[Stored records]
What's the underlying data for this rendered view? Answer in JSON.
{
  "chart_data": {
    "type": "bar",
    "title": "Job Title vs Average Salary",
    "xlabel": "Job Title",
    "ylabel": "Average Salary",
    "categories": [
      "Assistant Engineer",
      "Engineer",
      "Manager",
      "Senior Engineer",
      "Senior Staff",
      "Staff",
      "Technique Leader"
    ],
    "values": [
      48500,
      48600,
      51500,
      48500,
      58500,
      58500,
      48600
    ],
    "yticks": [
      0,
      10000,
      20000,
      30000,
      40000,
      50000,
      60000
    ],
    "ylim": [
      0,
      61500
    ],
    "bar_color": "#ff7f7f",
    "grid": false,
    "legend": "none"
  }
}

==

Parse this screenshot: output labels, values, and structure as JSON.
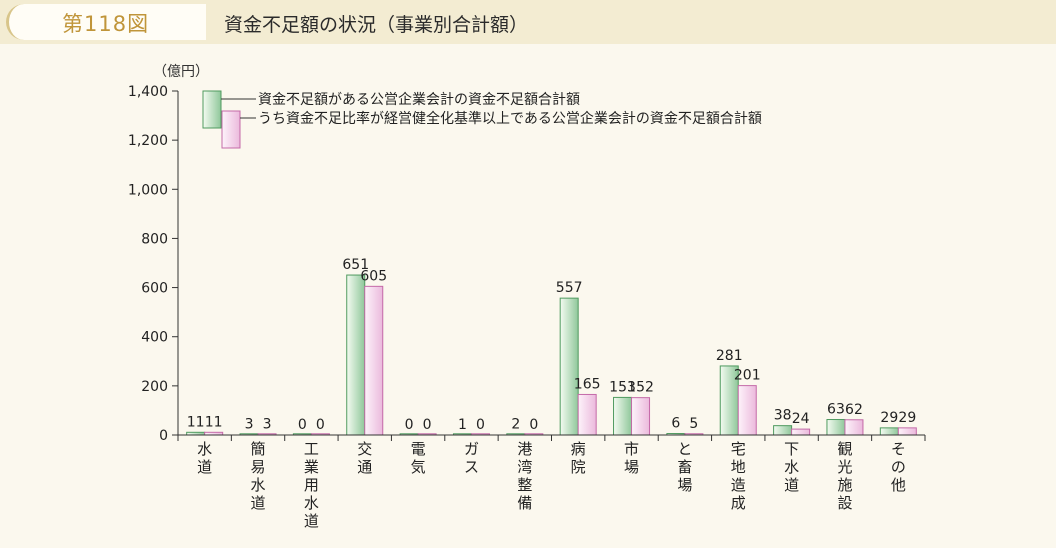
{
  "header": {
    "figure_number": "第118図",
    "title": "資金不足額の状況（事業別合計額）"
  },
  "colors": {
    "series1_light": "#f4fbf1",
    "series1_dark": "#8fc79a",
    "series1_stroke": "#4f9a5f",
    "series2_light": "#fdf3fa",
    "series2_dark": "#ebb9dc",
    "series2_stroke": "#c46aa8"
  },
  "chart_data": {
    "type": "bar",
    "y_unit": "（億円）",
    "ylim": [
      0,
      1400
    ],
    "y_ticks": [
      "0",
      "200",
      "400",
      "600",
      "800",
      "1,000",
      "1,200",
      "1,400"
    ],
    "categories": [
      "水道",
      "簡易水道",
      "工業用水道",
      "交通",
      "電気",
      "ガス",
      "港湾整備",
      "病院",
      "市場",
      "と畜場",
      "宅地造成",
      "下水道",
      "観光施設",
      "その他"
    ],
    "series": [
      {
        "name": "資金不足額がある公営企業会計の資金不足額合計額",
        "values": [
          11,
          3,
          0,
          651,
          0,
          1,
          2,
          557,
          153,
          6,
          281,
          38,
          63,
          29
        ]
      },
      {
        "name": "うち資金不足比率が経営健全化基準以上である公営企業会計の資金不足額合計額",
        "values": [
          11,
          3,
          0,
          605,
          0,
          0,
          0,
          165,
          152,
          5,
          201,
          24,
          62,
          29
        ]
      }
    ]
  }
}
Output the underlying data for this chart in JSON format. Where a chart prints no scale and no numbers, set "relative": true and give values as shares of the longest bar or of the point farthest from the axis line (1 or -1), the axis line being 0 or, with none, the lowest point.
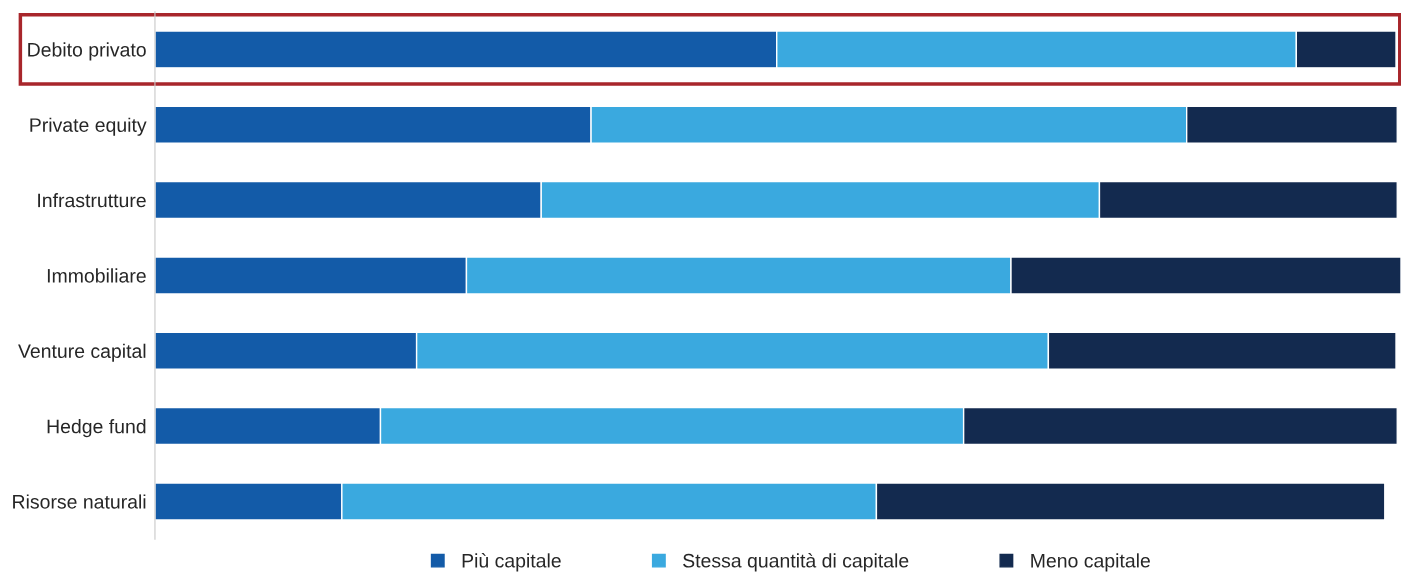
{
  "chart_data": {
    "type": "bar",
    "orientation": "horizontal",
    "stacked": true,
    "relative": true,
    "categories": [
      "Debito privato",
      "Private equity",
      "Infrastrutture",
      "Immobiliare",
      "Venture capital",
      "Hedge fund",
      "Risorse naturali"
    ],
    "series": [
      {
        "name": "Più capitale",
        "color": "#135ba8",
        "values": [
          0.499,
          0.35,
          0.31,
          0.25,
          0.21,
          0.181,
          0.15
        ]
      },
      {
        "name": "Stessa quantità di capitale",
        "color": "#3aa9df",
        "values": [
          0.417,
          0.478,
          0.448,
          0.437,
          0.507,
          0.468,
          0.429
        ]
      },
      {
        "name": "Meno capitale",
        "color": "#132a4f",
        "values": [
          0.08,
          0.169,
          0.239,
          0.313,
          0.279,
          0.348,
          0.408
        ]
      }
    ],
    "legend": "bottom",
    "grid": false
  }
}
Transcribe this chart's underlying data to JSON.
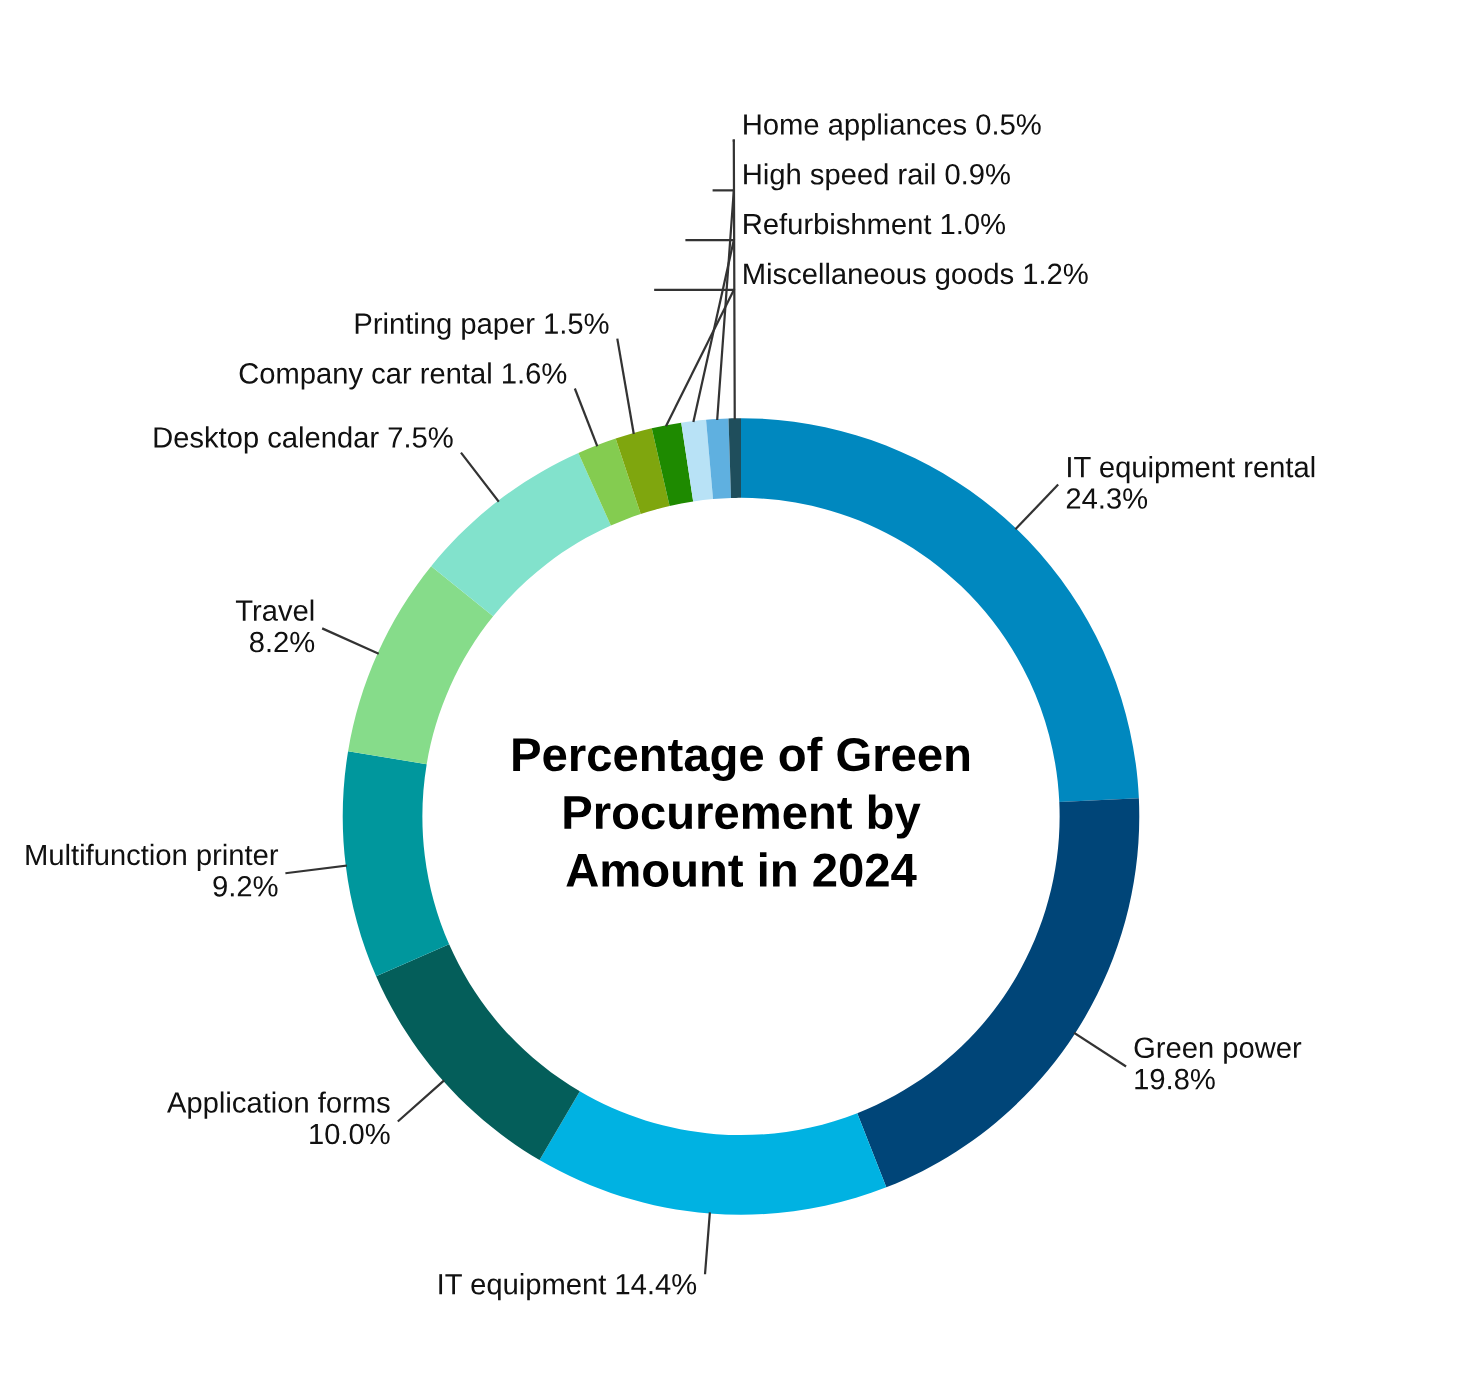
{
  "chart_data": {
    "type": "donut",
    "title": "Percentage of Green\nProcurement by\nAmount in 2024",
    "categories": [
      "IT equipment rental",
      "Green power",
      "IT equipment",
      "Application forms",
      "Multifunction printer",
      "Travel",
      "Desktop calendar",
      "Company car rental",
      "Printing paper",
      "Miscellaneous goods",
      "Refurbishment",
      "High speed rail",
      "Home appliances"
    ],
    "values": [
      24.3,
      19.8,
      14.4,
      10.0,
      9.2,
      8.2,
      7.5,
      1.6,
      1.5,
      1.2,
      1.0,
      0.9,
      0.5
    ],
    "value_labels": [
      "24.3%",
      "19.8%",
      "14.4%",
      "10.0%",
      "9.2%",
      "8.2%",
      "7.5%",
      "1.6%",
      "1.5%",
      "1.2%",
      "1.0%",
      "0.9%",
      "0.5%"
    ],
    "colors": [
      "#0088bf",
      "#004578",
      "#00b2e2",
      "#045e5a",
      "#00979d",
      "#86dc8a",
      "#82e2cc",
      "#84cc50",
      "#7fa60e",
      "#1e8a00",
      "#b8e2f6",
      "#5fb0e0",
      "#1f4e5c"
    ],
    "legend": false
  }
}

---

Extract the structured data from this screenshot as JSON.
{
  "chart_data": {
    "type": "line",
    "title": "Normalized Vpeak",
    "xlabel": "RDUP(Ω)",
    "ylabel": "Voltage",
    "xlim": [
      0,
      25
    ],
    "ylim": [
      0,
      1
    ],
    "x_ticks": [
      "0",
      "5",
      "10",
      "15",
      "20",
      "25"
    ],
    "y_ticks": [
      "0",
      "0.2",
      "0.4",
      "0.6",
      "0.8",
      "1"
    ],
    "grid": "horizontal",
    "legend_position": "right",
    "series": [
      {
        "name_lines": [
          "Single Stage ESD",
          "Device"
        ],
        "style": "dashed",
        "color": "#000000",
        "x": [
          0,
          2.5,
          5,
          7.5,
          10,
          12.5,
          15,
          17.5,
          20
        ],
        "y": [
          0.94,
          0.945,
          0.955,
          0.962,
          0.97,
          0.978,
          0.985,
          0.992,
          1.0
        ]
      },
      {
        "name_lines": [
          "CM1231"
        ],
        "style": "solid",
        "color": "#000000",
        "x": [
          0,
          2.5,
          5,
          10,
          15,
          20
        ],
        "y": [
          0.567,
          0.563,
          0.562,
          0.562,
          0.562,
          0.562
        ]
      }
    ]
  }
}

Problem statement: Among these entries, how many lines include the string "horizontal"? Reply with the number by itself.

Response to the exercise: 2